EXERCISE
Return exactly the lines from the one containing "Give me a plain-text" through the last line of the records below, both included, and leave out any pictures.

** START LISTING **

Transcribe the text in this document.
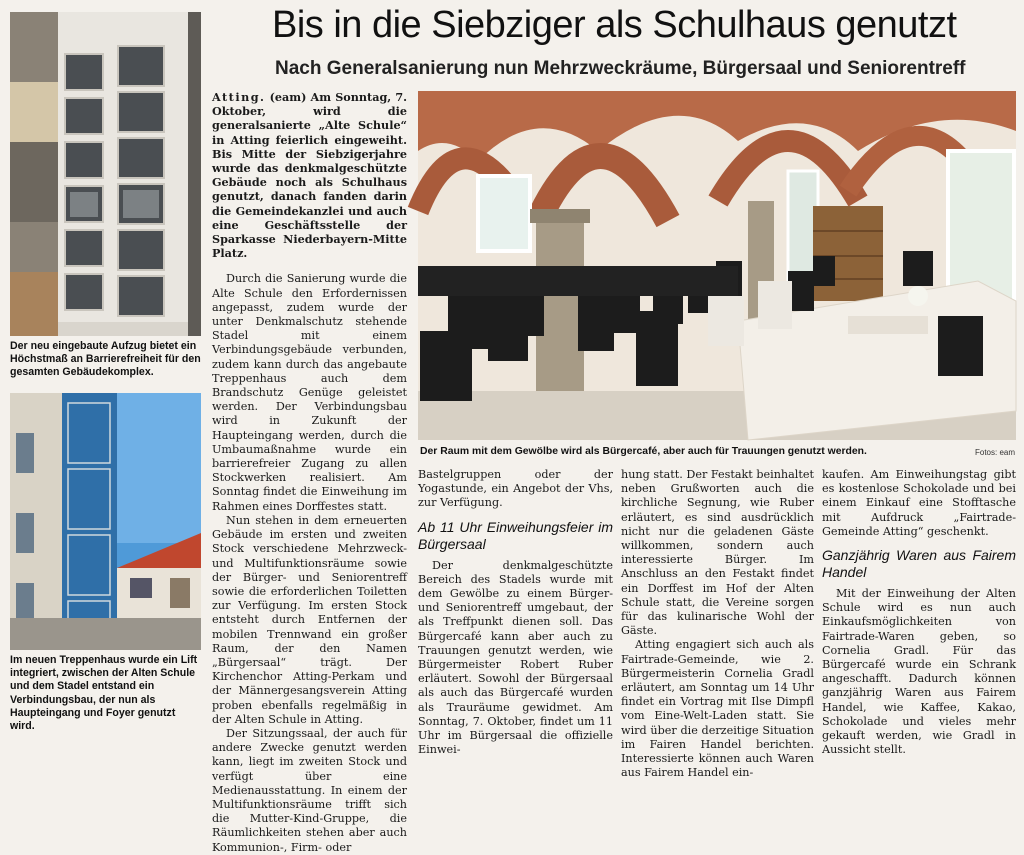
Bis in die Siebziger als Schulhaus genutzt
Nach Generalsanierung nun Mehrzweckräume, Bürgersaal und Seniorentreff
Der neu eingebaute Aufzug bietet ein Höchstmaß an Barrierefreiheit für den gesamten Gebäudekomplex.
Im neuen Treppenhaus wurde ein Lift integriert, zwischen der Alten Schule und dem Stadel entstand ein Verbindungsbau, der nun als Haupteingang und Foyer genutzt wird.
Der Raum mit dem Gewölbe wird als Bürgercafé, aber auch für Trauungen genutzt werden.	Fotos: eam

Atting. (eam) Am Sonntag, 7. Oktober, wird die generalsanierte „Alte Schule“ in Atting feierlich eingeweiht. Bis Mitte der Siebzigerjahre wurde das denkmalgeschützte Gebäude noch als Schulhaus genutzt, danach fanden darin die Gemeindekanzlei und auch eine Geschäftsstelle der Sparkasse Niederbayern-Mitte Platz.

Durch die Sanierung wurde die Alte Schule den Erfordernissen angepasst, zudem wurde der unter Denkmalschutz stehende Stadel mit einem Verbindungsgebäude verbunden, zudem kann durch das angebaute Treppenhaus auch dem Brandschutz Genüge geleistet werden. Der Verbindungsbau wird in Zukunft der Haupteingang werden, durch die Umbaumaßnahme wurde ein barrierefreier Zugang zu allen Stockwerken realisiert. Am Sonntag findet die Einweihung im Rahmen eines Dorffestes statt.

Nun stehen in dem erneuerten Gebäude im ersten und zweiten Stock verschiedene Mehrzweck- und Multifunktionsräume sowie der Bürger- und Seniorentreff sowie die erforderlichen Toiletten zur Verfügung. Im ersten Stock entsteht durch Entfernen der mobilen Trennwand ein großer Raum, der den Namen „Bürgersaal“ trägt. Der Kirchenchor Atting-Perkam und der Männergesangsverein Atting proben ebenfalls regelmäßig in der Alten Schule in Atting.

Der Sitzungssaal, der auch für andere Zwecke genutzt werden kann, liegt im zweiten Stock und verfügt über eine Medienausstattung. In einem der Multifunktionsräume trifft sich die Mutter-Kind-Gruppe, die Räumlichkeiten stehen aber auch Kommunion-, Firm- oder

Bastelgruppen oder der Yogastunde, ein Angebot der Vhs, zur Verfügung.

Ab 11 Uhr Einweihungsfeier im Bürgersaal

Der denkmalgeschützte Bereich des Stadels wurde mit dem Gewölbe zu einem Bürger- und Seniorentreff umgebaut, der als Treffpunkt dienen soll. Das Bürgercafé kann aber auch zu Trauungen genutzt werden, wie Bürgermeister Robert Ruber erläutert. Sowohl der Bürgersaal als auch das Bürgercafé wurden als Trauräume gewidmet. Am Sonntag, 7. Oktober, findet um 11 Uhr im Bürgersaal die offizielle Einwei-

hung statt. Der Festakt beinhaltet neben Grußworten auch die kirchliche Segnung, wie Ruber erläutert, es sind ausdrücklich nicht nur die geladenen Gäste willkommen, sondern auch interessierte Bürger. Im Anschluss an den Festakt findet ein Dorffest im Hof der Alten Schule statt, die Vereine sorgen für das kulinarische Wohl der Gäste.

Atting engagiert sich auch als Fairtrade-Gemeinde, wie 2. Bürgermeisterin Cornelia Gradl erläutert, am Sonntag um 14 Uhr findet ein Vortrag mit Ilse Dimpfl vom Eine-Welt-Laden statt. Sie wird über die derzeitige Situation im Fairen Handel berichten. Interessierte können auch Waren aus Fairem Handel ein-

kaufen. Am Einweihungstag gibt es kostenlose Schokolade und bei einem Einkauf eine Stofftasche mit Aufdruck „Fairtrade-Gemeinde Atting“ geschenkt.

Ganzjährig Waren aus Fairem Handel

Mit der Einweihung der Alten Schule wird es nun auch Einkaufsmöglichkeiten von Fairtrade-Waren geben, so Cornelia Gradl. Für das Bürgercafé wurde ein Schrank angeschafft. Dadurch können ganzjährig Waren aus Fairem Handel, wie Kaffee, Kakao, Schokolade und vieles mehr gekauft werden, wie Gradl in Aussicht stellt.
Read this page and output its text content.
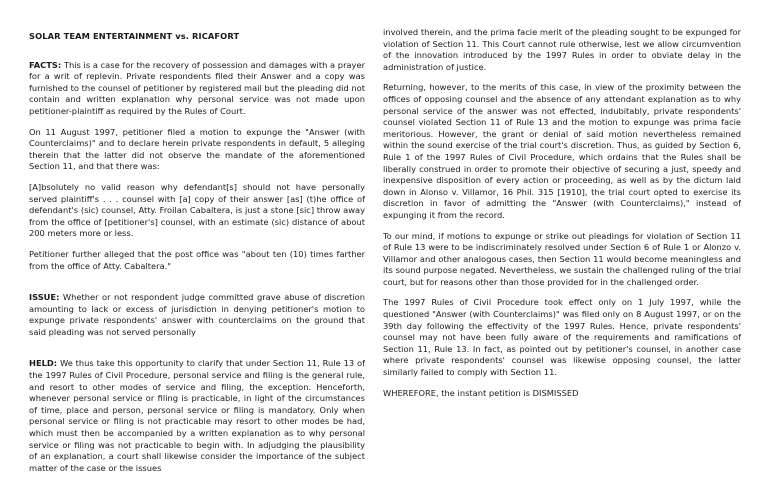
SOLAR TEAM ENTERTAINMENT vs. RICAFORT

FACTS: This is a case for the recovery of possession and damages with a prayer for a writ of replevin. Private respondents filed their Answer and a copy was furnished to the counsel of petitioner by registered mail but the pleading did not contain and written explanation why personal service was not made upon petitioner-plaintiff as required by the Rules of Court.

On 11 August 1997, petitioner filed a motion to expunge the "Answer (with Counterclaims)" and to declare herein private respondents in default, 5 alleging therein that the latter did not observe the mandate of the aforementioned Section 11, and that there was:

[A]bsolutely no valid reason why defendant[s] should not have personally served plaintiff's . . . counsel with [a] copy of their answer [as] (t)he office of defendant's (sic) counsel, Atty. Froilan Cabaltera, is just a stone [sic] throw away from the office of [petitioner's] counsel, with an estimate (sic) distance of about 200 meters more or less.

Petitioner further alleged that the post office was "about ten (10) times farther from the office of Atty. Cabaltera."

ISSUE: Whether or not respondent judge committed grave abuse of discretion amounting to lack or excess of jurisdiction in denying petitioner's motion to expunge private respondents' answer with counterclaims on the ground that said pleading was not served personally

HELD: We thus take this opportunity to clarify that under Section 11, Rule 13 of the 1997 Rules of Civil Procedure, personal service and filing is the general rule, and resort to other modes of service and filing, the exception. Henceforth, whenever personal service or filing is practicable, in light of the circumstances of time, place and person, personal service or filing is mandatory. Only when personal service or filing is not practicable may resort to other modes be had, which must then be accompanied by a written explanation as to why personal service or filing was not practicable to begin with. In adjudging the plausibility of an explanation, a court shall likewise consider the importance of the subject matter of the case or the issues

involved therein, and the prima facie merit of the pleading sought to be expunged for violation of Section 11. This Court cannot rule otherwise, lest we allow circumvention of the innovation introduced by the 1997 Rules in order to obviate delay in the administration of justice.

Returning, however, to the merits of this case, in view of the proximity between the offices of opposing counsel and the absence of any attendant explanation as to why personal service of the answer was not effected, indubitably, private respondents' counsel violated Section 11 of Rule 13 and the motion to expunge was prima facie meritorious. However, the grant or denial of said motion nevertheless remained within the sound exercise of the trial court's discretion. Thus, as guided by Section 6, Rule 1 of the 1997 Rules of Civil Procedure, which ordains that the Rules shall be liberally construed in order to promote their objective of securing a just, speedy and inexpensive disposition of every action or proceeding, as well as by the dictum laid down in Alonso v. Villamor, 16 Phil. 315 [1910], the trial court opted to exercise its discretion in favor of admitting the "Answer (with Counterclaims)," instead of expunging it from the record.

To our mind, if motions to expunge or strike out pleadings for violation of Section 11 of Rule 13 were to be indiscriminately resolved under Section 6 of Rule 1 or Alonzo v. Villamor and other analogous cases, then Section 11 would become meaningless and its sound purpose negated. Nevertheless, we sustain the challenged ruling of the trial court, but for reasons other than those provided for in the challenged order.

The 1997 Rules of Civil Procedure took effect only on 1 July 1997, while the questioned "Answer (with Counterclaims)" was filed only on 8 August 1997, or on the 39th day following the effectivity of the 1997 Rules. Hence, private respondents' counsel may not have been fully aware of the requirements and ramifications of Section 11, Rule 13. In fact, as pointed out by petitioner's counsel, in another case where private respondents' counsel was likewise opposing counsel, the latter similarly failed to comply with Section 11.

WHEREFORE, the instant petition is DISMISSED
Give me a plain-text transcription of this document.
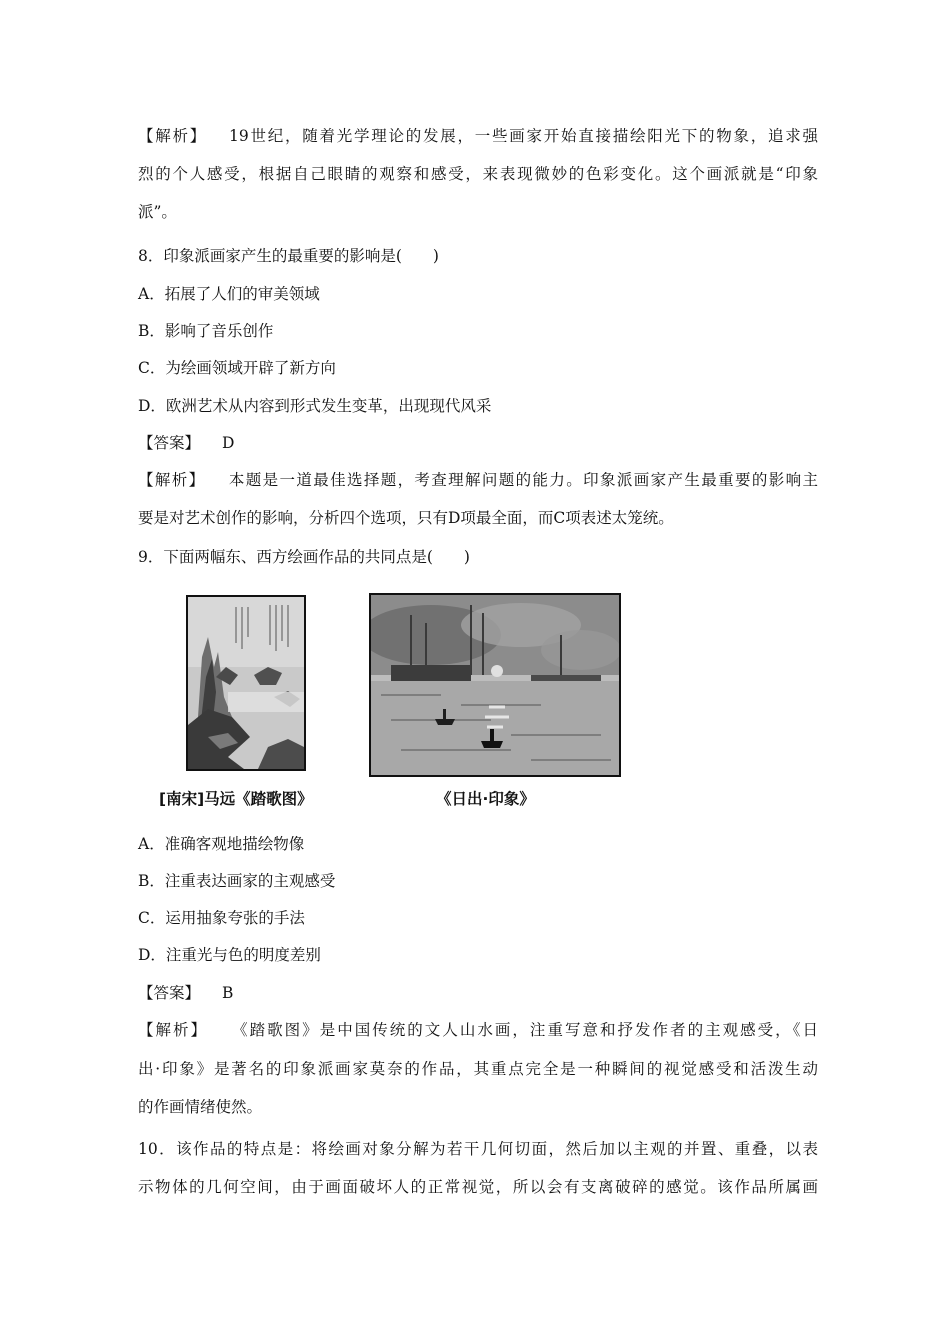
【解析】 19世纪，随着光学理论的发展，一些画家开始直接描绘阳光下的物象，追求强
烈的个人感受，根据自己眼睛的观察和感受，来表现微妙的色彩变化。这个画派就是“印象
派”。
8．印象派画家产生的最重要的影响是(　　)
A．拓展了人们的审美领域
B．影响了音乐创作
C．为绘画领域开辟了新方向
D．欧洲艺术从内容到形式发生变革，出现现代风采
【答案】 D
【解析】 本题是一道最佳选择题，考查理解问题的能力。印象派画家产生最重要的影响主
要是对艺术创作的影响，分析四个选项，只有D项最全面，而C项表述太笼统。
9．下面两幅东、西方绘画作品的共同点是(　　)
[南宋]马远《踏歌图》	《日出·印象》
A．准确客观地描绘物像
B．注重表达画家的主观感受
C．运用抽象夸张的手法
D．注重光与色的明度差别
【答案】 B
【解析】 《踏歌图》是中国传统的文人山水画，注重写意和抒发作者的主观感受，《日
出·印象》是著名的印象派画家莫奈的作品，其重点完全是一种瞬间的视觉感受和活泼生动
的作画情绪使然。
10．该作品的特点是：将绘画对象分解为若干几何切面，然后加以主观的并置、重叠，以表
示物体的几何空间，由于画面破坏人的正常视觉，所以会有支离破碎的感觉。该作品所属画
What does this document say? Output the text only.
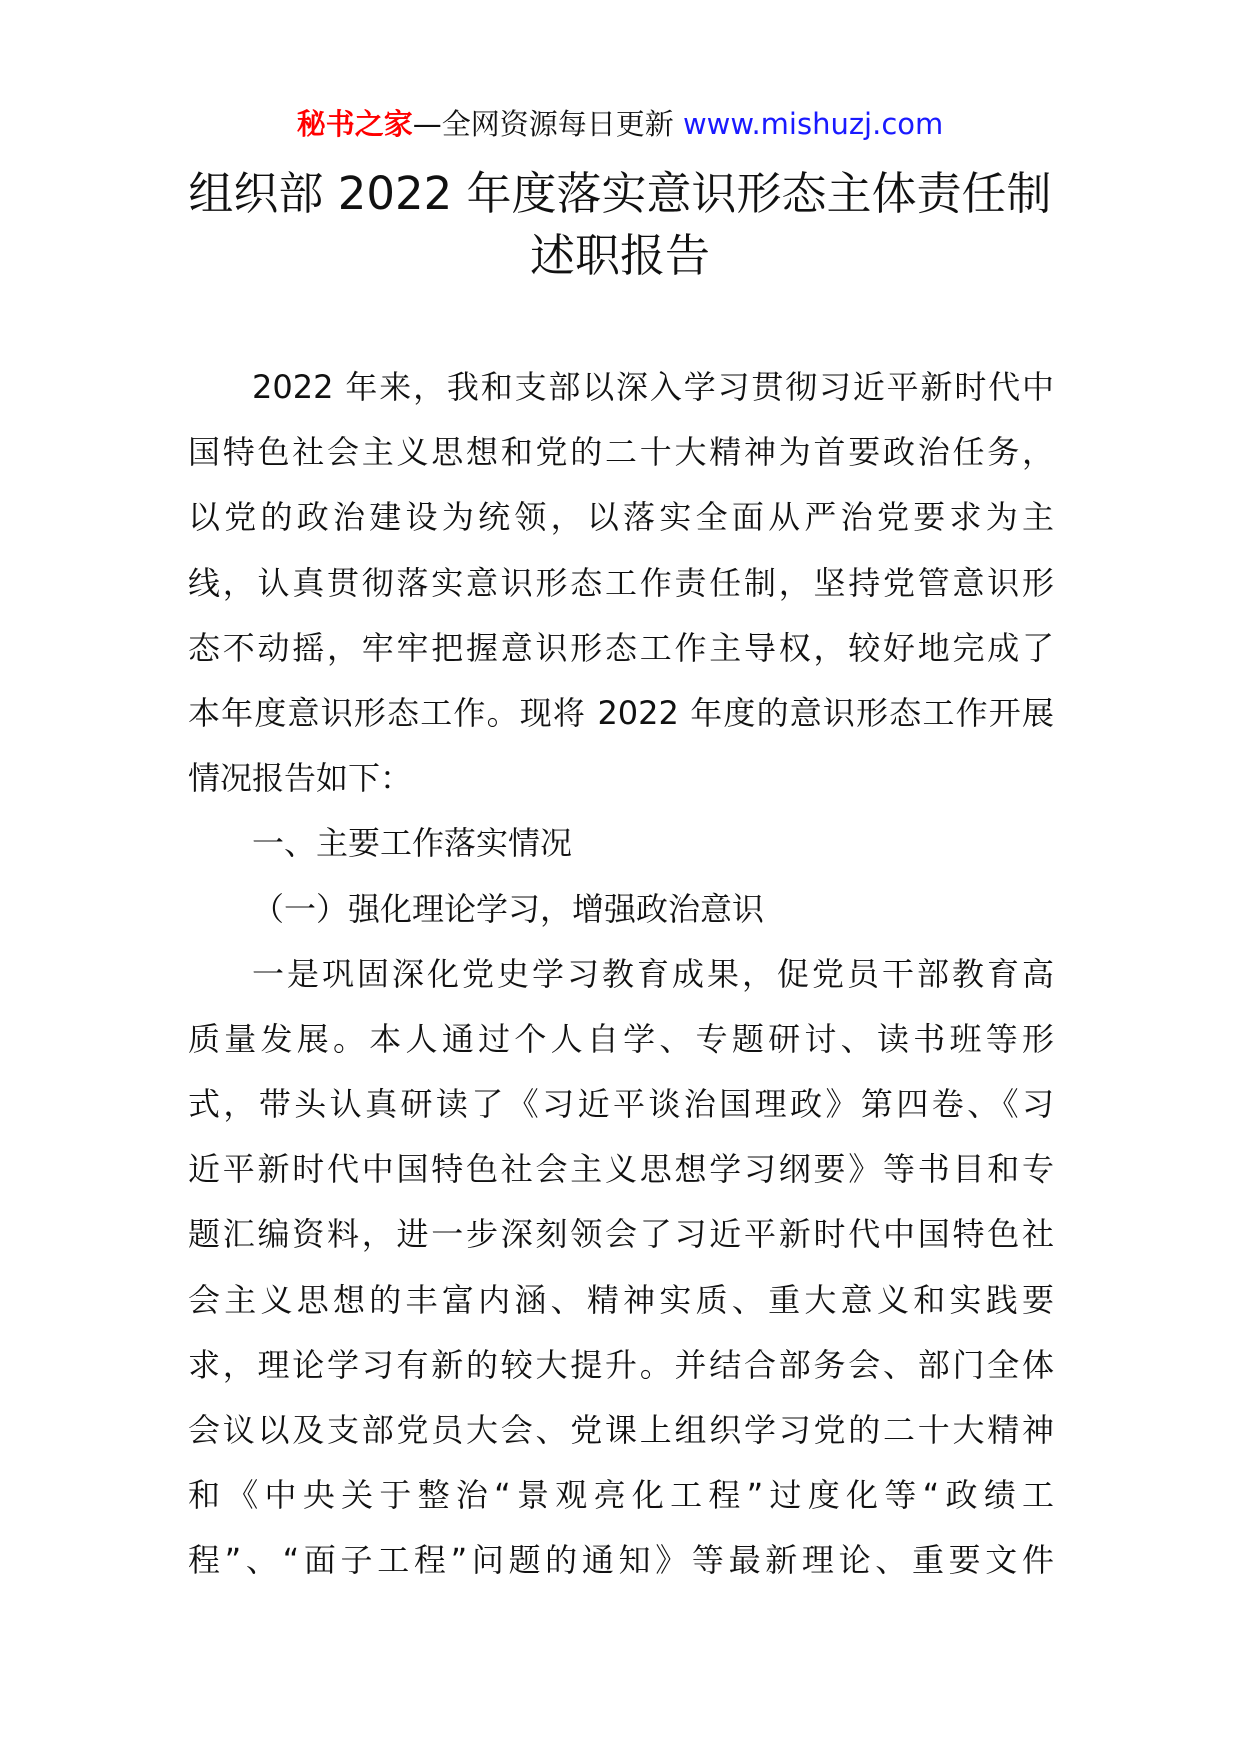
秘书之家—全网资源每日更新 www.mishuzj.com
组织部 2022 年度落实意识形态主体责任制
述职报告
2022 年来，我和支部以深入学习贯彻习近平新时代中
国特色社会主义思想和党的二十大精神为首要政治任务，
以党的政治建设为统领，以落实全面从严治党要求为主
线，认真贯彻落实意识形态工作责任制，坚持党管意识形
态不动摇，牢牢把握意识形态工作主导权，较好地完成了
本年度意识形态工作。现将 2022 年度的意识形态工作开展
情况报告如下：
一、主要工作落实情况
（一）强化理论学习，增强政治意识
一是巩固深化党史学习教育成果，促党员干部教育高
质量发展。本人通过个人自学、专题研讨、读书班等形
式，带头认真研读了《习近平谈治国理政》第四卷、《习
近平新时代中国特色社会主义思想学习纲要》等书目和专
题汇编资料，进一步深刻领会了习近平新时代中国特色社
会主义思想的丰富内涵、精神实质、重大意义和实践要
求，理论学习有新的较大提升。并结合部务会、部门全体
会议以及支部党员大会、党课上组织学习党的二十大精神
和《中央关于整治“景观亮化工程”过度化等“政绩工
程”、“面子工程”问题的通知》等最新理论、重要文件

** END LISTING **

TASK OUTPUT
Give me a plain-text transcription of this document.
【解析】 19世纪，随着光学理论的发展，一些画家开始直接描绘阳光下的物象，追求强
烈的个人感受，根据自己眼睛的观察和感受，来表现微妙的色彩变化。这个画派就是“印象
派”。
8．印象派画家产生的最重要的影响是(　　)
A．拓展了人们的审美领域
B．影响了音乐创作
C．为绘画领域开辟了新方向
D．欧洲艺术从内容到形式发生变革，出现现代风采
【答案】 D
【解析】 本题是一道最佳选择题，考查理解问题的能力。印象派画家产生最重要的影响主
要是对艺术创作的影响，分析四个选项，只有D项最全面，而C项表述太笼统。
9．下面两幅东、西方绘画作品的共同点是(　　)
[南宋]马远《踏歌图》	《日出·印象》
A．准确客观地描绘物像
B．注重表达画家的主观感受
C．运用抽象夸张的手法
D．注重光与色的明度差别
【答案】 B
【解析】 《踏歌图》是中国传统的文人山水画，注重写意和抒发作者的主观感受，《日
出·印象》是著名的印象派画家莫奈的作品，其重点完全是一种瞬间的视觉感受和活泼生动
的作画情绪使然。
10．该作品的特点是：将绘画对象分解为若干几何切面，然后加以主观的并置、重叠，以表
示物体的几何空间，由于画面破坏人的正常视觉，所以会有支离破碎的感觉。该作品所属画
What does this document say? Output the text only.
秘书之家—全网资源每日更新 www.mishuzj.com
组织部 2022 年度落实意识形态主体责任制
述职报告
2022 年来，我和支部以深入学习贯彻习近平新时代中
国特色社会主义思想和党的二十大精神为首要政治任务，
以党的政治建设为统领，以落实全面从严治党要求为主
线，认真贯彻落实意识形态工作责任制，坚持党管意识形
态不动摇，牢牢把握意识形态工作主导权，较好地完成了
本年度意识形态工作。现将 2022 年度的意识形态工作开展
情况报告如下：
一、主要工作落实情况
（一）强化理论学习，增强政治意识
一是巩固深化党史学习教育成果，促党员干部教育高
质量发展。本人通过个人自学、专题研讨、读书班等形
式，带头认真研读了《习近平谈治国理政》第四卷、《习
近平新时代中国特色社会主义思想学习纲要》等书目和专
题汇编资料，进一步深刻领会了习近平新时代中国特色社
会主义思想的丰富内涵、精神实质、重大意义和实践要
求，理论学习有新的较大提升。并结合部务会、部门全体
会议以及支部党员大会、党课上组织学习党的二十大精神
和《中央关于整治“景观亮化工程”过度化等“政绩工
程”、“面子工程”问题的通知》等最新理论、重要文件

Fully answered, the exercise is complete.